- **EXERCISE DIRECTIONS**: From the post about throttle slam with the Phaserunner controller, extract verbatim the passage that starts at "The BBSHD controller" and ends after "with any setup.".

I hope we are talking about the same issue. My understanding is that because the Phaserunner is a current controller as opposed a voltage controller that most controllers are, when you give the Phaserunner even a tiny bit of throttle the motor ramps up to full RPMs, though with little torque. So the motor spins to full spin speed, then slams to a stop when the slack in in the chain, gears, or clutch is all taken up. Then it might bounce off that sudden stop and maybe do it again. At most I only feel one very slight "bounce". If I pedal first or at least move the pedal enough to take up the slack, then give it throttle, I don't have this issue. But if I'm coasting then engage the throttle I'll have this same problem. I have never had a controller fault or any problems accelerating due to this, but I just don't like how it slams the drive train and it's problem torture on that nylon gear. I assume the stock BBSHD is a voltage based controller. I didn't have this problem either when I used another external controller which was voltage based.
The BBSHD controller can be set for current or speed in the settings.
 
The BBSHD stock controller does slam a bit too when giving throttle from a coasting mode. It would be hard to avoid this with any setup.

- **DATA**:

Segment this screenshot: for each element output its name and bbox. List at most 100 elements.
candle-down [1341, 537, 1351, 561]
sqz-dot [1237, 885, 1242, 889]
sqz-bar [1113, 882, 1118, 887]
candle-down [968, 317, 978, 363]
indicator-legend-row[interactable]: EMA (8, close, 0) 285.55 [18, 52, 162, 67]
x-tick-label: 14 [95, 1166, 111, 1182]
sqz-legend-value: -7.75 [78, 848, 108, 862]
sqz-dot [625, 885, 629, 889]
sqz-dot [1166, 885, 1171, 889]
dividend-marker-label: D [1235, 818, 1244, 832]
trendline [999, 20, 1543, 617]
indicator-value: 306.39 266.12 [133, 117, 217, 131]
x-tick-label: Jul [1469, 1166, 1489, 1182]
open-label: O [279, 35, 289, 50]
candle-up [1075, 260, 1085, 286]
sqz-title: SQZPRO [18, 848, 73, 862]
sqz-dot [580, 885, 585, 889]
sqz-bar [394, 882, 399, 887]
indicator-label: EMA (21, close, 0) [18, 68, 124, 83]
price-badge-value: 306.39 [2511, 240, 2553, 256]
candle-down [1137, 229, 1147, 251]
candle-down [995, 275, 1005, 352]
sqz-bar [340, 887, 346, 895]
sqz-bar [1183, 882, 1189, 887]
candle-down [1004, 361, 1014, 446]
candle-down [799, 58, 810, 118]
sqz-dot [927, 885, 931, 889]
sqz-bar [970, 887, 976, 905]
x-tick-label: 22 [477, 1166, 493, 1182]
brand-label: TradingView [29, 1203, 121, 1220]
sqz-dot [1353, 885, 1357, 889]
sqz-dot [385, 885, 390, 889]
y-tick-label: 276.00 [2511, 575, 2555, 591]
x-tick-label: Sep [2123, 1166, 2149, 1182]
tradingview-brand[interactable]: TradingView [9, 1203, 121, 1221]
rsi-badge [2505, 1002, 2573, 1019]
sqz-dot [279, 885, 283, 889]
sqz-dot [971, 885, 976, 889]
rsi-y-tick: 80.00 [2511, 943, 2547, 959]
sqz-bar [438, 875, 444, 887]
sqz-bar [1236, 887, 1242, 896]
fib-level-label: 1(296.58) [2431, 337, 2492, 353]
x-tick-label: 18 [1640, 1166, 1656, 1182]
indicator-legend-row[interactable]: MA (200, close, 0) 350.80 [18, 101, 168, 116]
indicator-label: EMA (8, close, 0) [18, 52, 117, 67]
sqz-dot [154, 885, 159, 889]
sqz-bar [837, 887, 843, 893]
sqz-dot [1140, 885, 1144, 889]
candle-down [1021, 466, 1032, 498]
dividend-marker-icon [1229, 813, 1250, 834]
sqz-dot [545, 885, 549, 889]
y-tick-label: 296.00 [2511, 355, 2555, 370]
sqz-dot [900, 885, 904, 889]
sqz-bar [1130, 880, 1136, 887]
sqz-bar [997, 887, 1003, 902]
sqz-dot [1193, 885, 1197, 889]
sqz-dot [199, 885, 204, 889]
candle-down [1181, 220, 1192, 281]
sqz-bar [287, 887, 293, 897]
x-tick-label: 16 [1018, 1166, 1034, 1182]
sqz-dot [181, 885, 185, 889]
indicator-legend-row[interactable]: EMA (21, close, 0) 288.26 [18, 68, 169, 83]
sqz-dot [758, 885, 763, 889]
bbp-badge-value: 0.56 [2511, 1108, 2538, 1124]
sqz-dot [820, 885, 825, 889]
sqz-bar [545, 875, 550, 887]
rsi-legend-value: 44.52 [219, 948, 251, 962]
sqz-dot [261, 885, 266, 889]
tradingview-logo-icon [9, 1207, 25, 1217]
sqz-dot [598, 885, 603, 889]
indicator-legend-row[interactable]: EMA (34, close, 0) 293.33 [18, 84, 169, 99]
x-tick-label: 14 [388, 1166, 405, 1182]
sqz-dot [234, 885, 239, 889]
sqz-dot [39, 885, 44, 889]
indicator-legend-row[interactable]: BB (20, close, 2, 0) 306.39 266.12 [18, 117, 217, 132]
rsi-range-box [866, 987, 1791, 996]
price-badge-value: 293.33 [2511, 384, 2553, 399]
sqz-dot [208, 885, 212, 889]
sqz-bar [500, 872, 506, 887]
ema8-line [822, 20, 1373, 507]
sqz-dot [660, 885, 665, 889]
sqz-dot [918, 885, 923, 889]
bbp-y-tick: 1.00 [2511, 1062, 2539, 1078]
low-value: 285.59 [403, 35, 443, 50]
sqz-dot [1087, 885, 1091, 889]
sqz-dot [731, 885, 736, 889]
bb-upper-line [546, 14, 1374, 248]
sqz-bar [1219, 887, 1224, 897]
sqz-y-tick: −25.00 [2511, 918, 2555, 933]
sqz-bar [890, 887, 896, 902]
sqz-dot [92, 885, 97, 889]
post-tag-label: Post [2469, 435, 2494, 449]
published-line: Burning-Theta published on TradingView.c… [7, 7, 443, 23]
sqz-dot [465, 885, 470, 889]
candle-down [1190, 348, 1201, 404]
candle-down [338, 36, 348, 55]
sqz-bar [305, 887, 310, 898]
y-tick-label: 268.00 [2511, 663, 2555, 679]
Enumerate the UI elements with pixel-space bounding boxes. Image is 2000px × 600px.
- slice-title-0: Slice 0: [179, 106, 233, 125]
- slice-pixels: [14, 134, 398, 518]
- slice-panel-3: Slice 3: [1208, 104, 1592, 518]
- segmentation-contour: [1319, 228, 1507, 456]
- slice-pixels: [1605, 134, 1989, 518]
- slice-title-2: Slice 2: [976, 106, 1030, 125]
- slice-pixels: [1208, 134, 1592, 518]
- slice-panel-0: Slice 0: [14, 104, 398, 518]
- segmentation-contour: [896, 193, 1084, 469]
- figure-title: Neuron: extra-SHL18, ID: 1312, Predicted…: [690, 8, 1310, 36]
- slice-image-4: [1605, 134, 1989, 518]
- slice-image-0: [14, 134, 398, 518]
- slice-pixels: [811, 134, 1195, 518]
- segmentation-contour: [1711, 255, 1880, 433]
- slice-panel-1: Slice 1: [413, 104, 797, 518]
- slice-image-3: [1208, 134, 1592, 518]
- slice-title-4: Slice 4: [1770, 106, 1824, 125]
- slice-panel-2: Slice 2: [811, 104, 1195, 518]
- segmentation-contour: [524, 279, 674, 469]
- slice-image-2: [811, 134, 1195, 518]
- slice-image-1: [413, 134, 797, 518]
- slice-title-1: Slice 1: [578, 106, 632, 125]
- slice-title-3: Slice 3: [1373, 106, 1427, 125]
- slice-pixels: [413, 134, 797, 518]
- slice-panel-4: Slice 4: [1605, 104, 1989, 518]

- **RESULT OF THIS EXERCISE**:
The BBSHD controller can be set for current or speed in the settings.
 
The BBSHD stock controller does slam a bit too when giving throttle from a coasting mode. It would be hard to avoid this with any setup.